Provide an exact copy of the data, excluding the images.

## START DATA FOR THIS EXERCISE

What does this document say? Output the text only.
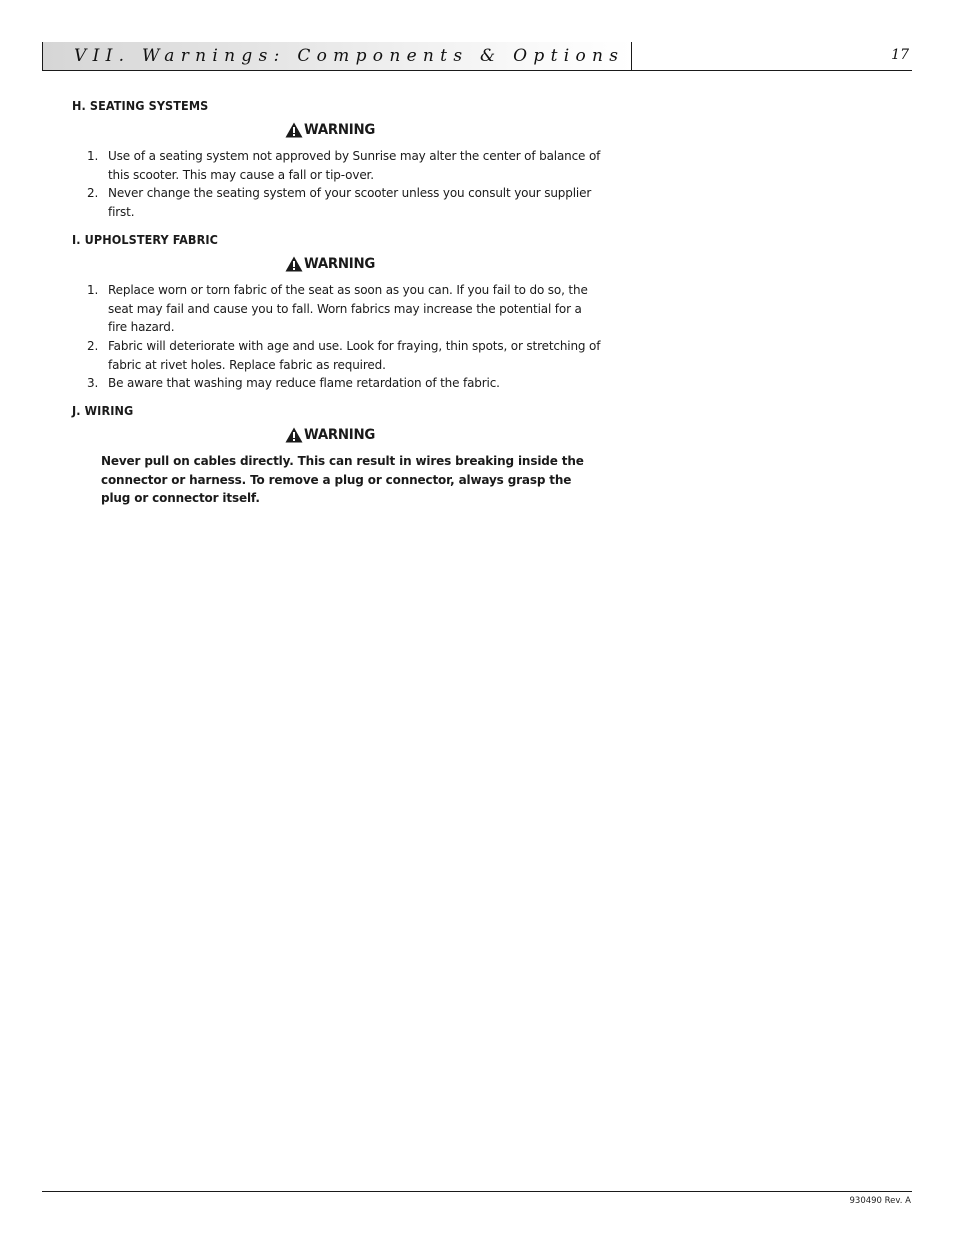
VII. Warnings: Components & Options	17
H. SEATING SYSTEMS
WARNING
1. Use of a seating system not approved by Sunrise may alter the center of balance of this scooter. This may cause a fall or tip-over.
2. Never change the seating system of your scooter unless you consult your supplier first.
I. UPHOLSTERY FABRIC
WARNING
1. Replace worn or torn fabric of the seat as soon as you can. If you fail to do so, the seat may fail and cause you to fall. Worn fabrics may increase the potential for a fire hazard.
2. Fabric will deteriorate with age and use. Look for fraying, thin spots, or stretching of fabric at rivet holes. Replace fabric as required.
3. Be aware that washing may reduce flame retardation of the fabric.
J. WIRING
WARNING

Never pull on cables directly. This can result in wires breaking inside the connector or harness. To remove a plug or connector, always grasp the plug or connector itself.

930490 Rev. A
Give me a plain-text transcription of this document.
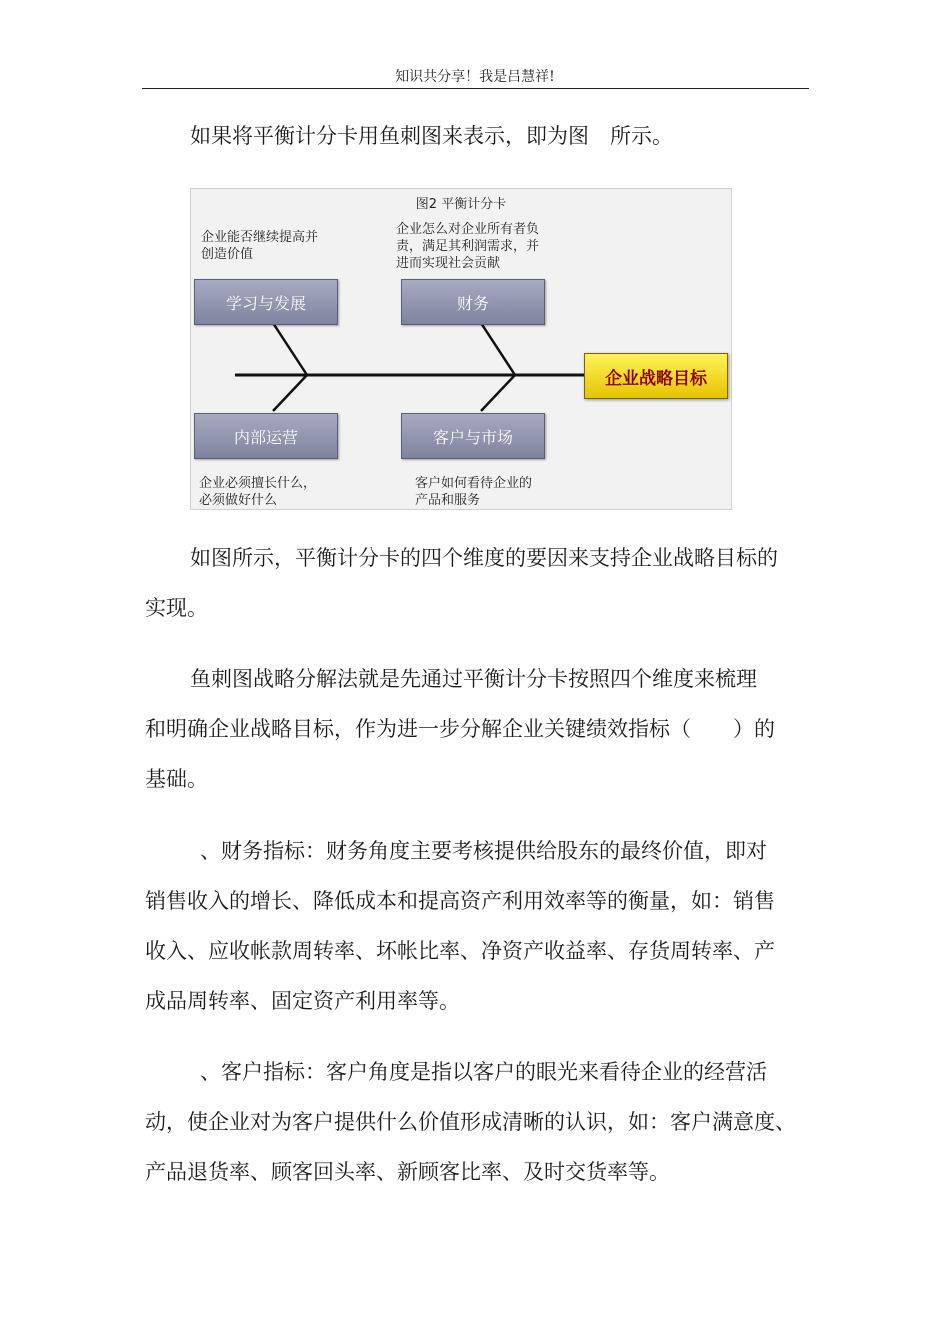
知识共分享！我是吕慧祥!
如果将平衡计分卡用鱼刺图来表示，即为图　所示。
图2 平衡计分卡
企业能否继续提高并
创造价值
企业怎么对企业所有者负
责，满足其利润需求，并
进而实现社会贡献
企业必须擅长什么，
必须做好什么
客户如何看待企业的
产品和服务
学习与发展	财务
内部运营	客户与市场
企业战略目标
如图所示，平衡计分卡的四个维度的要因来支持企业战略目标的
实现。
鱼刺图战略分解法就是先通过平衡计分卡按照四个维度来梳理
和明确企业战略目标，作为进一步分解企业关键绩效指标（　　）的
基础。
、财务指标：财务角度主要考核提供给股东的最终价值，即对
销售收入的增长、降低成本和提高资产利用效率等的衡量，如：销售
收入、应收帐款周转率、坏帐比率、净资产收益率、存货周转率、产
成品周转率、固定资产利用率等。
、客户指标：客户角度是指以客户的眼光来看待企业的经营活
动，使企业对为客户提供什么价值形成清晰的认识，如：客户满意度、
产品退货率、顾客回头率、新顾客比率、及时交货率等。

## END DATA FOR THIS EXERCISE

* ANSWER:
What does this document say? Output the text only.
VII. Warnings: Components & Options	17
H. SEATING SYSTEMS
WARNING
1. Use of a seating system not approved by Sunrise may alter the center of balance of this scooter. This may cause a fall or tip-over.
2. Never change the seating system of your scooter unless you consult your supplier first.
I. UPHOLSTERY FABRIC
WARNING
1. Replace worn or torn fabric of the seat as soon as you can. If you fail to do so, the seat may fail and cause you to fall. Worn fabrics may increase the potential for a fire hazard.
2. Fabric will deteriorate with age and use. Look for fraying, thin spots, or stretching of fabric at rivet holes. Replace fabric as required.
3. Be aware that washing may reduce flame retardation of the fabric.
J. WIRING
WARNING

Never pull on cables directly. This can result in wires breaking inside the connector or harness. To remove a plug or connector, always grasp the plug or connector itself.

930490 Rev. A
Give me a plain-text transcription of this document.
知识共分享！我是吕慧祥!
如果将平衡计分卡用鱼刺图来表示，即为图　所示。
图2 平衡计分卡
企业能否继续提高并
创造价值
企业怎么对企业所有者负
责，满足其利润需求，并
进而实现社会贡献
企业必须擅长什么，
必须做好什么
客户如何看待企业的
产品和服务
学习与发展	财务
内部运营	客户与市场
企业战略目标
如图所示，平衡计分卡的四个维度的要因来支持企业战略目标的
实现。
鱼刺图战略分解法就是先通过平衡计分卡按照四个维度来梳理
和明确企业战略目标，作为进一步分解企业关键绩效指标（　　）的
基础。
、财务指标：财务角度主要考核提供给股东的最终价值，即对
销售收入的增长、降低成本和提高资产利用效率等的衡量，如：销售
收入、应收帐款周转率、坏帐比率、净资产收益率、存货周转率、产
成品周转率、固定资产利用率等。
、客户指标：客户角度是指以客户的眼光来看待企业的经营活
动，使企业对为客户提供什么价值形成清晰的认识，如：客户满意度、
产品退货率、顾客回头率、新顾客比率、及时交货率等。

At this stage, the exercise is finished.